• **WORK REQUIRED**
Show only lines that include "hace".

• **PROVIDED RECORDS**
■ ■ ■ ■
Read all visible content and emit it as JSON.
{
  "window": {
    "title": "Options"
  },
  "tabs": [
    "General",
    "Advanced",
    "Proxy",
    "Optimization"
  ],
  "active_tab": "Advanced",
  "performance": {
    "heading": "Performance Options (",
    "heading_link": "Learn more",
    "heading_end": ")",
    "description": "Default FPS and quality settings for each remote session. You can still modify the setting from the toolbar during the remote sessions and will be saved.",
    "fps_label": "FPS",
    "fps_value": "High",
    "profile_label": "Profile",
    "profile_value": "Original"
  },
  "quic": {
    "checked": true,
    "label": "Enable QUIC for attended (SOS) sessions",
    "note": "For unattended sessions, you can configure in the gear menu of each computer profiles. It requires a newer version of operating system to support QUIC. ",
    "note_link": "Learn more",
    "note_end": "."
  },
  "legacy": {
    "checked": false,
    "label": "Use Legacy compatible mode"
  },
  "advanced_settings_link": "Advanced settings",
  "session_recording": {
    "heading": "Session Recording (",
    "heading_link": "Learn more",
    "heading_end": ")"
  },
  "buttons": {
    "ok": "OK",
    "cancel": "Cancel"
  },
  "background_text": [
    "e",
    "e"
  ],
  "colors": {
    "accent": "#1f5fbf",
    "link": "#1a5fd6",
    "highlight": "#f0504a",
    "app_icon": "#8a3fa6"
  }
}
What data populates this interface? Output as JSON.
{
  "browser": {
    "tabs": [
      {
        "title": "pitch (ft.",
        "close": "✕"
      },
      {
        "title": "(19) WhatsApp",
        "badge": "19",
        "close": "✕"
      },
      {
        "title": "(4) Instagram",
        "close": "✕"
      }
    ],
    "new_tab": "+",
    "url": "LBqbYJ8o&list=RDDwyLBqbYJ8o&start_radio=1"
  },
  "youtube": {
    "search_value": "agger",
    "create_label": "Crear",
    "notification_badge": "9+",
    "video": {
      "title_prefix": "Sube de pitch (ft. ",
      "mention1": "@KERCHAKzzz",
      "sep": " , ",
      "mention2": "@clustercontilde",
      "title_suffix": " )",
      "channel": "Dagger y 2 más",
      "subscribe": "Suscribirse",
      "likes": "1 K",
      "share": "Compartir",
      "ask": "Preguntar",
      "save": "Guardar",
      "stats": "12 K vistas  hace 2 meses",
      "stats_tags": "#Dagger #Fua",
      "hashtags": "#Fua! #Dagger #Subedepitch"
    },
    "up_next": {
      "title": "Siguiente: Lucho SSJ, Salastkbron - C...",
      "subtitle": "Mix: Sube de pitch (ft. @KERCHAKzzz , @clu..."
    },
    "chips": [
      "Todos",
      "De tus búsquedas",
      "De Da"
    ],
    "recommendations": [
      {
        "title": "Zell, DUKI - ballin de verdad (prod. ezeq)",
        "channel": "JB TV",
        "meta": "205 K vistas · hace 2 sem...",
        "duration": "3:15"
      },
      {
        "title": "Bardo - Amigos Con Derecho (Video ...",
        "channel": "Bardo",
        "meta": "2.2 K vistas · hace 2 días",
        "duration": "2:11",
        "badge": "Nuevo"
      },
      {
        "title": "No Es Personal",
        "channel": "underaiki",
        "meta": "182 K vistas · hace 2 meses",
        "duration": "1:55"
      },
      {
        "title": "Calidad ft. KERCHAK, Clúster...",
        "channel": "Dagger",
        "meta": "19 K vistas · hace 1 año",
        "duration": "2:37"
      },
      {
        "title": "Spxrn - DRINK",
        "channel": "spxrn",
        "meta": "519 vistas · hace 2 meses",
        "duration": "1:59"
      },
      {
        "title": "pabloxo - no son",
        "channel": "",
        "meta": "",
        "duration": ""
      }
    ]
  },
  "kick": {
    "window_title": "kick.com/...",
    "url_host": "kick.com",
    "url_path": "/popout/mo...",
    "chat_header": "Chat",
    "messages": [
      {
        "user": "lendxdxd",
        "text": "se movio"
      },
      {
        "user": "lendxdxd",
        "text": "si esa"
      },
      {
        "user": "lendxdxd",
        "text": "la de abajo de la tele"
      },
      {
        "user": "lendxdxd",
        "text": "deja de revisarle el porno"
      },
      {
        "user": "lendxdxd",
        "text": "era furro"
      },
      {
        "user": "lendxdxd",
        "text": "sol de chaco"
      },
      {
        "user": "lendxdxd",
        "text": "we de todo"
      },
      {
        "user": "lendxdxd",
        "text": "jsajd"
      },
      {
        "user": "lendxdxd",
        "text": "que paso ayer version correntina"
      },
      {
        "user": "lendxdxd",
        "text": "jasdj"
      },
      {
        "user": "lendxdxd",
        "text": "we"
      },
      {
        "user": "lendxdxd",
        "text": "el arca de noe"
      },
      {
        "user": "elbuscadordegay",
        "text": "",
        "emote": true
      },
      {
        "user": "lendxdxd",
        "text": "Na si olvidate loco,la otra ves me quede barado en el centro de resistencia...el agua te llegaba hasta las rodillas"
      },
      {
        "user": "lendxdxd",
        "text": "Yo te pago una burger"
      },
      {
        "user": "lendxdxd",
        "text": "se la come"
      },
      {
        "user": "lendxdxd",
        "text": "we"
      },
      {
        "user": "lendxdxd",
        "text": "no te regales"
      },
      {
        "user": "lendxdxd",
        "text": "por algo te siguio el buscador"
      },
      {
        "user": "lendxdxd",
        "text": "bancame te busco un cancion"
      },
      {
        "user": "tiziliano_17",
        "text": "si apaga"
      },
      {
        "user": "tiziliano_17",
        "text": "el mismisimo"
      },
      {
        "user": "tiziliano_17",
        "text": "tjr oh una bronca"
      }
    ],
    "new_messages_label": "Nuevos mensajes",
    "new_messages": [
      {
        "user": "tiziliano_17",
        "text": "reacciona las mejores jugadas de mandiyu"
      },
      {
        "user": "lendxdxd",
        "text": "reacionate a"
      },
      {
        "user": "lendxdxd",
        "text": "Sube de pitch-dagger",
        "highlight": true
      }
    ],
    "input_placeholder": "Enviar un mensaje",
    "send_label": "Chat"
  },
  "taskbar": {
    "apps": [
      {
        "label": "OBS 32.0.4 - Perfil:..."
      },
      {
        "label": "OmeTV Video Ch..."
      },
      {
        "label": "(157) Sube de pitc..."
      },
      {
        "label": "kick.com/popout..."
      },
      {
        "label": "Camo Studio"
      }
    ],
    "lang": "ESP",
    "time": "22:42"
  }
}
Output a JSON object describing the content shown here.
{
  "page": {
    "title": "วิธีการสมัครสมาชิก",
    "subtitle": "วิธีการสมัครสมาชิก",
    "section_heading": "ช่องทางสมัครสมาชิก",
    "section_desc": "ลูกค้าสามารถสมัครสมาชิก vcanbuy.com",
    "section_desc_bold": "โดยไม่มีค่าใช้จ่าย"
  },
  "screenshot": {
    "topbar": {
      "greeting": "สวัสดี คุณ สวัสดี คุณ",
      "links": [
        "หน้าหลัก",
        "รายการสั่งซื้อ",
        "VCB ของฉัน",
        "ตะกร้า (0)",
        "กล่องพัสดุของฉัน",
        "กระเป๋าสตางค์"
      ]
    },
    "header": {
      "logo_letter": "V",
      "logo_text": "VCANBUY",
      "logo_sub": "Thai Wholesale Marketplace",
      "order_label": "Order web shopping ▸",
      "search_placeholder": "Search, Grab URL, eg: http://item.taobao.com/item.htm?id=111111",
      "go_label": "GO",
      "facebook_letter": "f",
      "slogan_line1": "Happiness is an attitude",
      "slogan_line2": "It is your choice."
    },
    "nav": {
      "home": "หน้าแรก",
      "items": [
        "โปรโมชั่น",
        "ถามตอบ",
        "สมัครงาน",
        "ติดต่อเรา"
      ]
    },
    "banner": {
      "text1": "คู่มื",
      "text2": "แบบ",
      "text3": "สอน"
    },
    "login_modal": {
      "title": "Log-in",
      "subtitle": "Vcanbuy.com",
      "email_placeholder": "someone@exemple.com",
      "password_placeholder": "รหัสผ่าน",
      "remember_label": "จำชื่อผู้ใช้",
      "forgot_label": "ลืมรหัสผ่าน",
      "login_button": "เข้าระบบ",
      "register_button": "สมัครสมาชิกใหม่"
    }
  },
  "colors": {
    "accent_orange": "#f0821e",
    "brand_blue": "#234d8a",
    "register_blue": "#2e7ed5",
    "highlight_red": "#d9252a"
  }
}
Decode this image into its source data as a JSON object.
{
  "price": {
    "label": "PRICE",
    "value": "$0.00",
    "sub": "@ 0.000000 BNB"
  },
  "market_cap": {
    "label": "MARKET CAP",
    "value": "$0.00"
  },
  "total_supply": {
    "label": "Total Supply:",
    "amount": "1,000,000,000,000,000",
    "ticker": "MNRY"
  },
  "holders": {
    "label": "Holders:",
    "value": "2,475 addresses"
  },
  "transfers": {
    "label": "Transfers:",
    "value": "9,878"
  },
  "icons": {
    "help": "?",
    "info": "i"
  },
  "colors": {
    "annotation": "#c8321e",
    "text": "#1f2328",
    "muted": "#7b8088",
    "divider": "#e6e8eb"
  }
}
■ ■ ■ ■
• **COMPLETED TASK**
      "stats": "12 K vistas  hace 2 meses",
        "meta": "205 K vistas · hace 2 sem...",
        "meta": "2.2 K vistas · hace 2 días",
        "meta": "182 K vistas · hace 2 meses",
        "meta": "19 K vistas · hace 1 año",
        "meta": "519 vistas · hace 2 meses",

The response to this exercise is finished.